Search the material below for the word "encourage" and copy every line in which it occurs.
=======
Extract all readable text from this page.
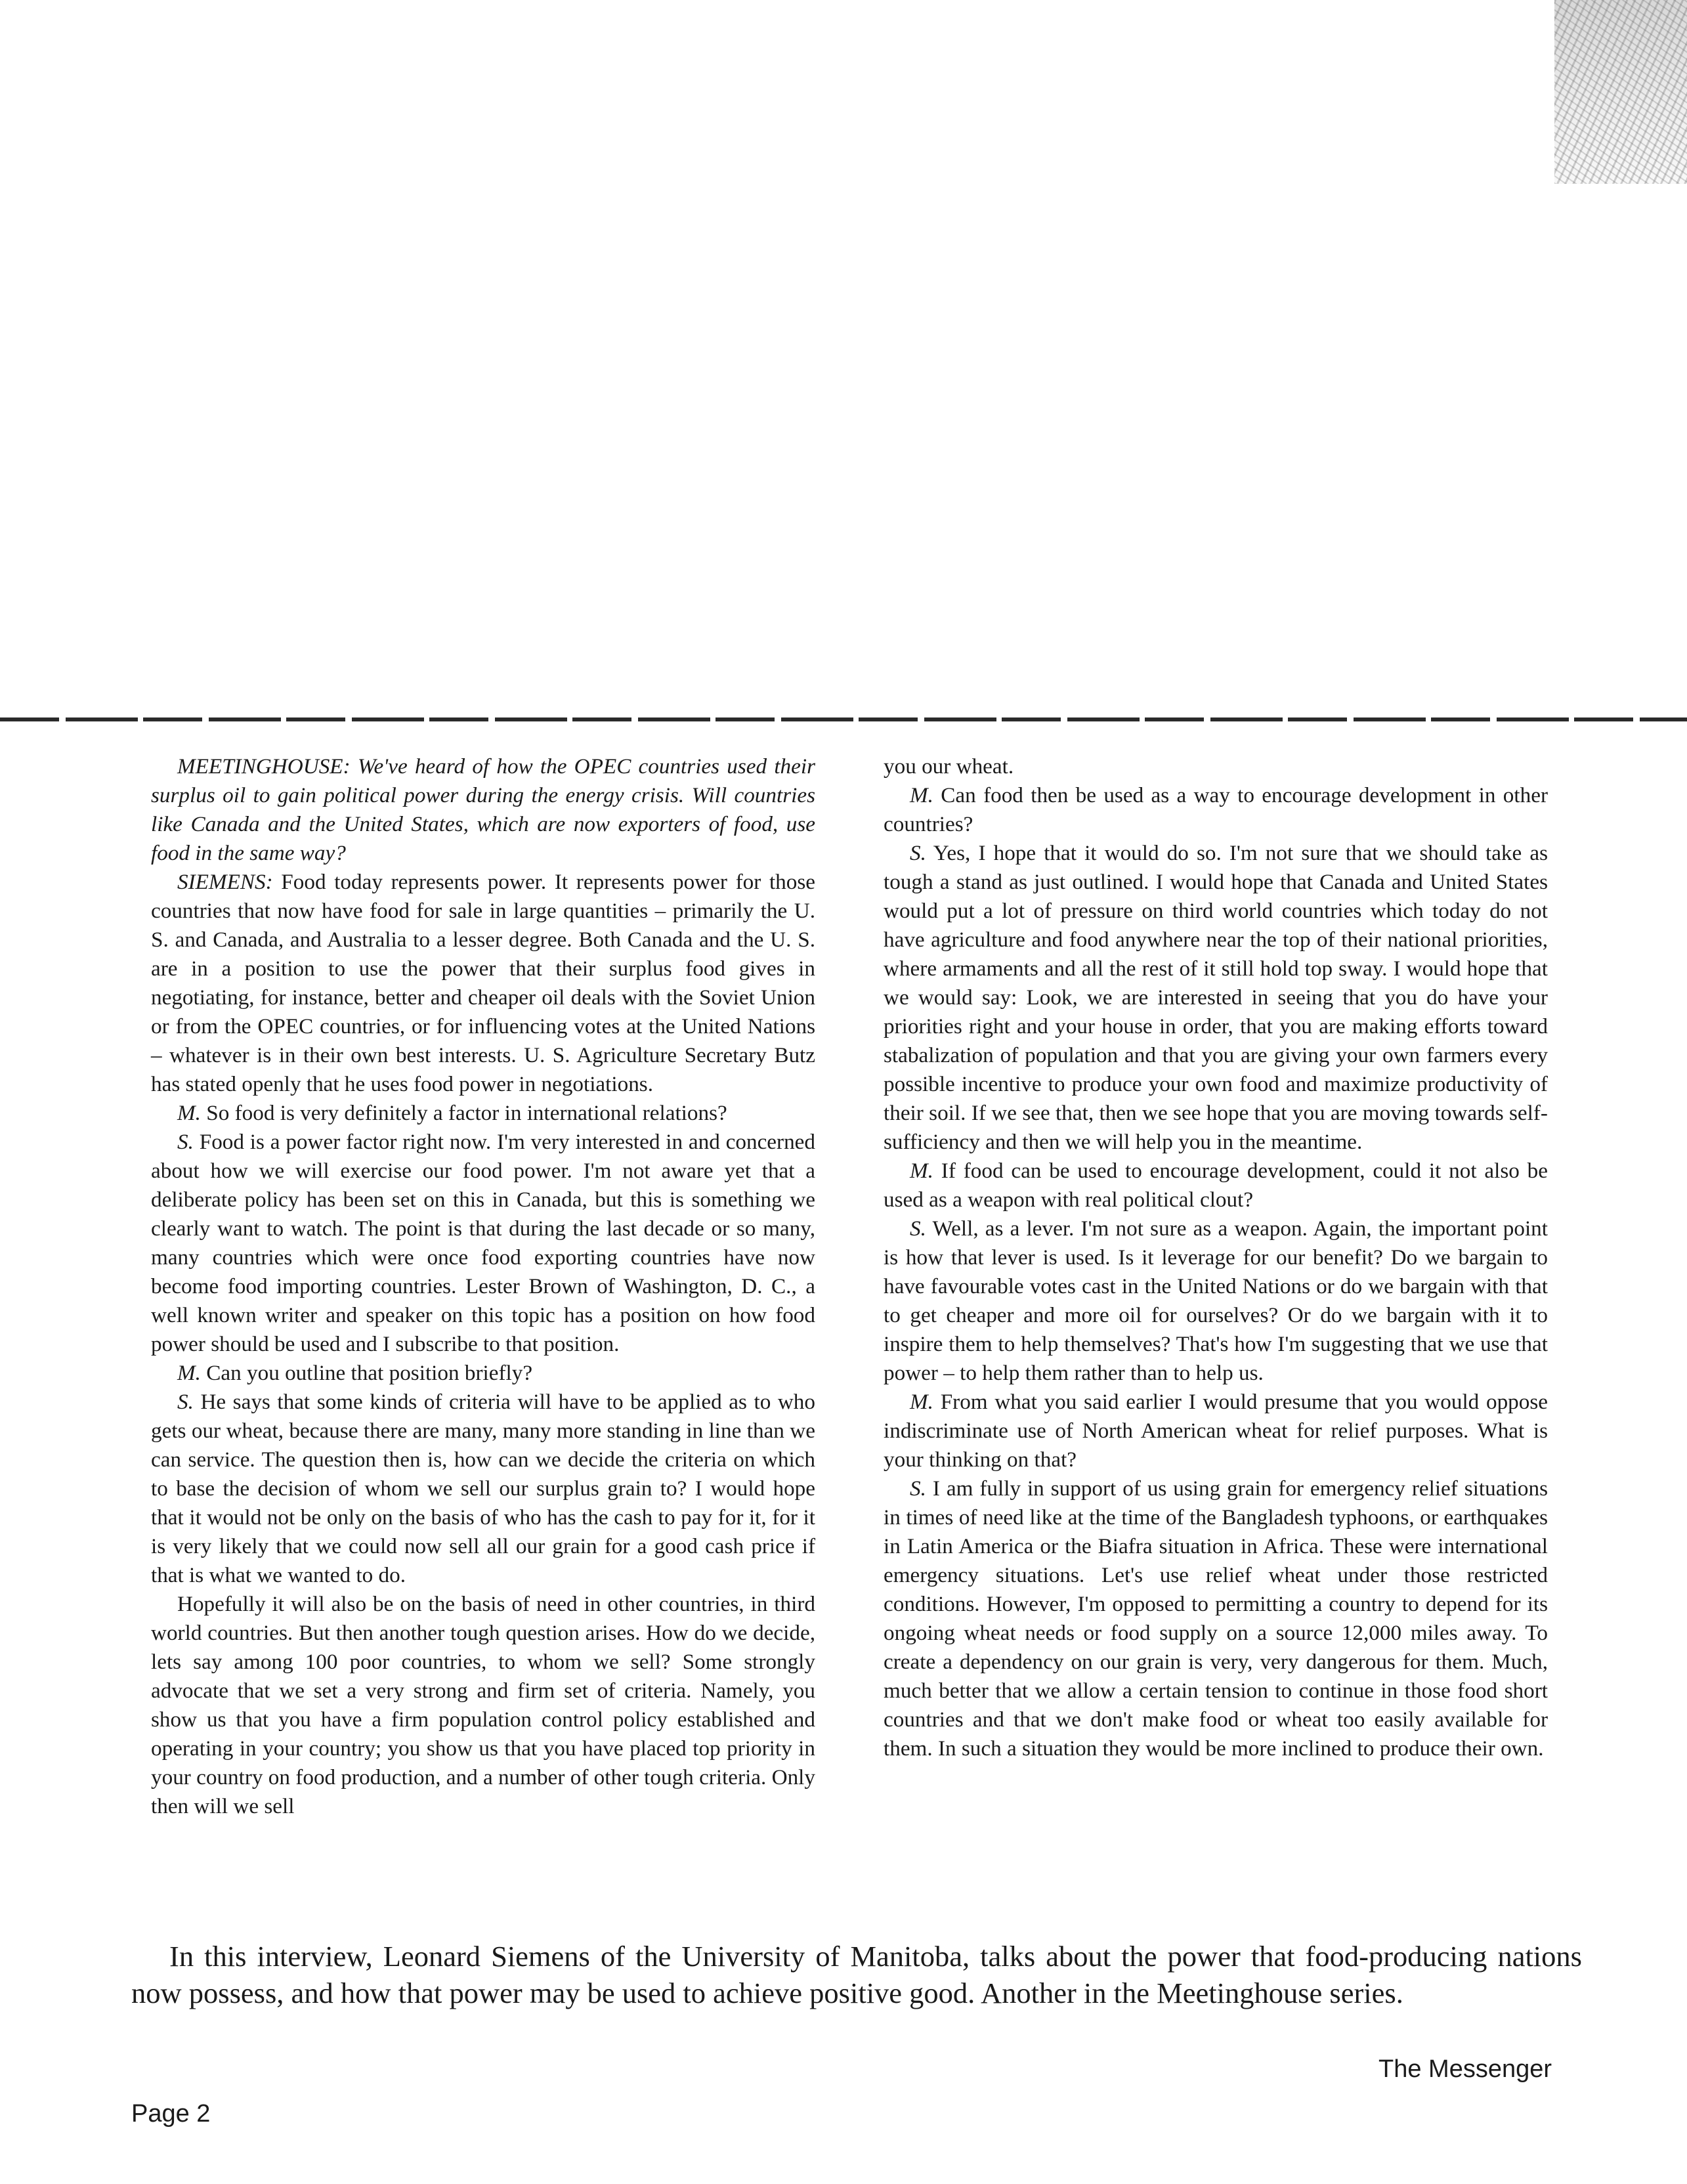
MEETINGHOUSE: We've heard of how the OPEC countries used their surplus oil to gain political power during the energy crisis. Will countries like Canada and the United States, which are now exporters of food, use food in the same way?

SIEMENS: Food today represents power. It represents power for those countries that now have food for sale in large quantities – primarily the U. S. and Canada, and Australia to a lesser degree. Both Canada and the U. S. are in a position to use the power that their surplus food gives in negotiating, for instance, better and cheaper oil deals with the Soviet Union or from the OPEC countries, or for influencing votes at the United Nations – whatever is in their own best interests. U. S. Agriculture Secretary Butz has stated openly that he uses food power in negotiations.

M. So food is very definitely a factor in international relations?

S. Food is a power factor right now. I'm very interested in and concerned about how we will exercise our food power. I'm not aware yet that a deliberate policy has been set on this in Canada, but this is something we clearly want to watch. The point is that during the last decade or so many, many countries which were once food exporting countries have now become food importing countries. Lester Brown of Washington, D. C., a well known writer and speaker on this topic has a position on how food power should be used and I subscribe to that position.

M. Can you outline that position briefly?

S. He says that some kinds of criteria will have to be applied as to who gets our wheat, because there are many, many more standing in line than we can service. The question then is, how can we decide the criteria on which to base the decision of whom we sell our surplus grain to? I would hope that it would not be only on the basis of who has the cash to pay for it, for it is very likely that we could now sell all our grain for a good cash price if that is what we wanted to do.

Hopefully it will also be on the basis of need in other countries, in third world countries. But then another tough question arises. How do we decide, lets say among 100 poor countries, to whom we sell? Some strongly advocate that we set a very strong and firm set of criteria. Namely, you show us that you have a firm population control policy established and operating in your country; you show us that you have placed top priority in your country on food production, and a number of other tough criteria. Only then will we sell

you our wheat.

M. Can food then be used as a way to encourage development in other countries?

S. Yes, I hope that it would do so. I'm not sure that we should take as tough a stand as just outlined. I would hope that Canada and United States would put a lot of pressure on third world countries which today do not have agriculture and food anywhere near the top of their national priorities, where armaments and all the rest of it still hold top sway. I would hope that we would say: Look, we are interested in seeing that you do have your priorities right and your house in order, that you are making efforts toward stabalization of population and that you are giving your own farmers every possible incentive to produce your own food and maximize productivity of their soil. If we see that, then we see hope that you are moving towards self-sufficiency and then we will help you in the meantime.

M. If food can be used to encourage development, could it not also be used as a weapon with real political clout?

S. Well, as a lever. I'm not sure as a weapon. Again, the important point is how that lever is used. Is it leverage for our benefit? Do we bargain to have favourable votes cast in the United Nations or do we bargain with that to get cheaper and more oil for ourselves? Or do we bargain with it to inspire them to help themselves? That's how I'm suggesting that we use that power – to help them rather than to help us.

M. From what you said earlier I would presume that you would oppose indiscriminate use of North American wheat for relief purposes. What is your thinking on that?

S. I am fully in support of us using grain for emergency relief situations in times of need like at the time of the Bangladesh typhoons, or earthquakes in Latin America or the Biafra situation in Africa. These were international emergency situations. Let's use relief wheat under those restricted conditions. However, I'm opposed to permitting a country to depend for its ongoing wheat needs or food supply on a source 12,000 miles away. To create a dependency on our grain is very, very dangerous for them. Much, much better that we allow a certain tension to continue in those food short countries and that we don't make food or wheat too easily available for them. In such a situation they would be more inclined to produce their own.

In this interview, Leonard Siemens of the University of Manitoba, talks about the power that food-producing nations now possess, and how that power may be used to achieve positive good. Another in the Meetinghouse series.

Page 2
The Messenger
=======
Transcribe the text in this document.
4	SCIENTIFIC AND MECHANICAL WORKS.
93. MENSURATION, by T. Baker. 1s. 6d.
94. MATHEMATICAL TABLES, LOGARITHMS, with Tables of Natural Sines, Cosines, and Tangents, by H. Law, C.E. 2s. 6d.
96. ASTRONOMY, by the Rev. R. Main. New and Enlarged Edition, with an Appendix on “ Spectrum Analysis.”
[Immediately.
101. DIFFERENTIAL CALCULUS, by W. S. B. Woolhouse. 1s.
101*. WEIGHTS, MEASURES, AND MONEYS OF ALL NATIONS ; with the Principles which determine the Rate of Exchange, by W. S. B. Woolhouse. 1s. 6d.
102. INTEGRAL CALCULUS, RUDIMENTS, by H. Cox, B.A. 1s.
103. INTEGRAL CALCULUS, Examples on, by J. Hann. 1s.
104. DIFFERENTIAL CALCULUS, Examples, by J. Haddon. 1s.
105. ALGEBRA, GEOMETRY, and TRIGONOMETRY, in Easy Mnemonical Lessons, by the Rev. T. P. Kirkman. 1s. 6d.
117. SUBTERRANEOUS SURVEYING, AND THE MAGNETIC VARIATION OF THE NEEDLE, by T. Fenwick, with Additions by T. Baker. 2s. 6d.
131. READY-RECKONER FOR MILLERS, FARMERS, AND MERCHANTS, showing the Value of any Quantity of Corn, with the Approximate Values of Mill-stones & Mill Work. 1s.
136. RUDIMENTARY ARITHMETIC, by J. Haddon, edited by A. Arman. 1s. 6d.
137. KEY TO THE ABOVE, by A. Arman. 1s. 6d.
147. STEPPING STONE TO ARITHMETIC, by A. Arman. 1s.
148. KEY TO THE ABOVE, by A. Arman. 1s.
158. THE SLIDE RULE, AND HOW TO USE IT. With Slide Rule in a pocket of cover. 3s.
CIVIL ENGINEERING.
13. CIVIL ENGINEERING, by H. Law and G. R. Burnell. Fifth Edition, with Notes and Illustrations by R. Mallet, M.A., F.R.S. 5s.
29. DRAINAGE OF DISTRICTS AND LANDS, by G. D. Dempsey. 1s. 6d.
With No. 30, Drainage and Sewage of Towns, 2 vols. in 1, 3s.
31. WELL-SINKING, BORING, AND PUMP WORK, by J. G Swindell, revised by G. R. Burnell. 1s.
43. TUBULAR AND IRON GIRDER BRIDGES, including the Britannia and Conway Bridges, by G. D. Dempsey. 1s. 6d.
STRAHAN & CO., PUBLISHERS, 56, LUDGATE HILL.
=======
Completed task:
M. Can food then be used as a way to encourage development in other countries?
M. If food can be used to encourage development, could it not also be used as a weapon with real political clout?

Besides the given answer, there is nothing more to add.